» **WHAT THIS TASK INVOLVES**
Extract every entry word for word.

» **DATA PROVIDED**
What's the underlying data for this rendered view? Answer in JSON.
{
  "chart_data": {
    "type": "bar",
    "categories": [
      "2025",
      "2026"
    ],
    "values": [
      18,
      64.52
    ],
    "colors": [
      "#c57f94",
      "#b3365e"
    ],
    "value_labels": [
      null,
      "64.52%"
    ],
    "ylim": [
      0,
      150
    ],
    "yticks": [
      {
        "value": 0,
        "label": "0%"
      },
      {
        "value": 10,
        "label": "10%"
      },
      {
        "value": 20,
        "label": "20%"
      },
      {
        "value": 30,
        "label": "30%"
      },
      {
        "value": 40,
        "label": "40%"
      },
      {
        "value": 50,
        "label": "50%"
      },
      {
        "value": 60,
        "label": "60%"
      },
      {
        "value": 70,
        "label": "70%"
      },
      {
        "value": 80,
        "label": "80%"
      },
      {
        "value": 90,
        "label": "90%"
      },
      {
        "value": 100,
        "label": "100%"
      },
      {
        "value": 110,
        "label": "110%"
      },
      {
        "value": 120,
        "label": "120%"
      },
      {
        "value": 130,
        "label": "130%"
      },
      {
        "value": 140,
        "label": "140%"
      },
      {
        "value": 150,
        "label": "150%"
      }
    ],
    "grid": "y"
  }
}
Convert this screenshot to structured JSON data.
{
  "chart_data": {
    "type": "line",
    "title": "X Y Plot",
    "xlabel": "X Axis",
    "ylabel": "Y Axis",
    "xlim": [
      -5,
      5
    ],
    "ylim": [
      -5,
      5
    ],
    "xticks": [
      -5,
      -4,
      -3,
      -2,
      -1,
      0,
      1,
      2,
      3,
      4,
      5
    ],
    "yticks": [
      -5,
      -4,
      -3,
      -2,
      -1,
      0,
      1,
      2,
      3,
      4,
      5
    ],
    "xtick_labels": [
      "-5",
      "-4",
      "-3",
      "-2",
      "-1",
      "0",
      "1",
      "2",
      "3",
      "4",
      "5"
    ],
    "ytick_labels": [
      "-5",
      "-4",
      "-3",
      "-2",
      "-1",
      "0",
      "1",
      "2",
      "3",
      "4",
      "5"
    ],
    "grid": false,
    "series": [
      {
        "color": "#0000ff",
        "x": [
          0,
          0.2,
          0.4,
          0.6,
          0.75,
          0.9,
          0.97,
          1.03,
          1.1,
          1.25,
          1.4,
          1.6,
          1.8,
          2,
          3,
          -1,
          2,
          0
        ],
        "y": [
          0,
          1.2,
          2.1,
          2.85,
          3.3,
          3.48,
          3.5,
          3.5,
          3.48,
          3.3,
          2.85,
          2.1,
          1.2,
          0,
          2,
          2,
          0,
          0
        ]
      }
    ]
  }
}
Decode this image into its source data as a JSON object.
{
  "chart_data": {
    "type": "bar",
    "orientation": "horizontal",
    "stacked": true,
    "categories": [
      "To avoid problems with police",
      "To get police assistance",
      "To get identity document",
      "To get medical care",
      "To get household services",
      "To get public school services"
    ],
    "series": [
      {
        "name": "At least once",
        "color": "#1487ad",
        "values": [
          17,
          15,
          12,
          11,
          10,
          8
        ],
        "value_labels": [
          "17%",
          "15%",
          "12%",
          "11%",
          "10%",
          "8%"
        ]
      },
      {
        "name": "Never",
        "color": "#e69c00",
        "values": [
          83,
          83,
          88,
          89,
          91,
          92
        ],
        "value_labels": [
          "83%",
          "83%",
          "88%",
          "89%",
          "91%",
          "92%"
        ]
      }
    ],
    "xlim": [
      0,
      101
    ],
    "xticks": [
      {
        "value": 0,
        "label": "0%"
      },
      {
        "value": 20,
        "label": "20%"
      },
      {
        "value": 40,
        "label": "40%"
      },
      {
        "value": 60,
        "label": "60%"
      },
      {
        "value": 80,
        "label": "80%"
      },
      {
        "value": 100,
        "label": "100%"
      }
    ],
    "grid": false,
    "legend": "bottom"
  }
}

» **ANSWER TO THE PROBLEM**
What's the underlying data for this rendered view? Answer in JSON.
{
  "chart_data": {
    "type": "bar",
    "categories": [
      "2025",
      "2026"
    ],
    "values": [
      18,
      64.52
    ],
    "colors": [
      "#c57f94",
      "#b3365e"
    ],
    "value_labels": [
      null,
      "64.52%"
    ],
    "ylim": [
      0,
      150
    ],
    "yticks": [
      {
        "value": 0,
        "label": "0%"
      },
      {
        "value": 10,
        "label": "10%"
      },
      {
        "value": 20,
        "label": "20%"
      },
      {
        "value": 30,
        "label": "30%"
      },
      {
        "value": 40,
        "label": "40%"
      },
      {
        "value": 50,
        "label": "50%"
      },
      {
        "value": 60,
        "label": "60%"
      },
      {
        "value": 70,
        "label": "70%"
      },
      {
        "value": 80,
        "label": "80%"
      },
      {
        "value": 90,
        "label": "90%"
      },
      {
        "value": 100,
        "label": "100%"
      },
      {
        "value": 110,
        "label": "110%"
      },
      {
        "value": 120,
        "label": "120%"
      },
      {
        "value": 130,
        "label": "130%"
      },
      {
        "value": 140,
        "label": "140%"
      },
      {
        "value": 150,
        "label": "150%"
      }
    ],
    "grid": "y"
  }
}
Convert this screenshot to structured JSON data.
{
  "chart_data": {
    "type": "line",
    "title": "X Y Plot",
    "xlabel": "X Axis",
    "ylabel": "Y Axis",
    "xlim": [
      -5,
      5
    ],
    "ylim": [
      -5,
      5
    ],
    "xticks": [
      -5,
      -4,
      -3,
      -2,
      -1,
      0,
      1,
      2,
      3,
      4,
      5
    ],
    "yticks": [
      -5,
      -4,
      -3,
      -2,
      -1,
      0,
      1,
      2,
      3,
      4,
      5
    ],
    "xtick_labels": [
      "-5",
      "-4",
      "-3",
      "-2",
      "-1",
      "0",
      "1",
      "2",
      "3",
      "4",
      "5"
    ],
    "ytick_labels": [
      "-5",
      "-4",
      "-3",
      "-2",
      "-1",
      "0",
      "1",
      "2",
      "3",
      "4",
      "5"
    ],
    "grid": false,
    "series": [
      {
        "color": "#0000ff",
        "x": [
          0,
          0.2,
          0.4,
          0.6,
          0.75,
          0.9,
          0.97,
          1.03,
          1.1,
          1.25,
          1.4,
          1.6,
          1.8,
          2,
          3,
          -1,
          2,
          0
        ],
        "y": [
          0,
          1.2,
          2.1,
          2.85,
          3.3,
          3.48,
          3.5,
          3.5,
          3.48,
          3.3,
          2.85,
          2.1,
          1.2,
          0,
          2,
          2,
          0,
          0
        ]
      }
    ]
  }
}
Decode this image into its source data as a JSON object.
{
  "chart_data": {
    "type": "bar",
    "orientation": "horizontal",
    "stacked": true,
    "categories": [
      "To avoid problems with police",
      "To get police assistance",
      "To get identity document",
      "To get medical care",
      "To get household services",
      "To get public school services"
    ],
    "series": [
      {
        "name": "At least once",
        "color": "#1487ad",
        "values": [
          17,
          15,
          12,
          11,
          10,
          8
        ],
        "value_labels": [
          "17%",
          "15%",
          "12%",
          "11%",
          "10%",
          "8%"
        ]
      },
      {
        "name": "Never",
        "color": "#e69c00",
        "values": [
          83,
          83,
          88,
          89,
          91,
          92
        ],
        "value_labels": [
          "83%",
          "83%",
          "88%",
          "89%",
          "91%",
          "92%"
        ]
      }
    ],
    "xlim": [
      0,
      101
    ],
    "xticks": [
      {
        "value": 0,
        "label": "0%"
      },
      {
        "value": 20,
        "label": "20%"
      },
      {
        "value": 40,
        "label": "40%"
      },
      {
        "value": 60,
        "label": "60%"
      },
      {
        "value": 80,
        "label": "80%"
      },
      {
        "value": 100,
        "label": "100%"
      }
    ],
    "grid": false,
    "legend": "bottom"
  }
}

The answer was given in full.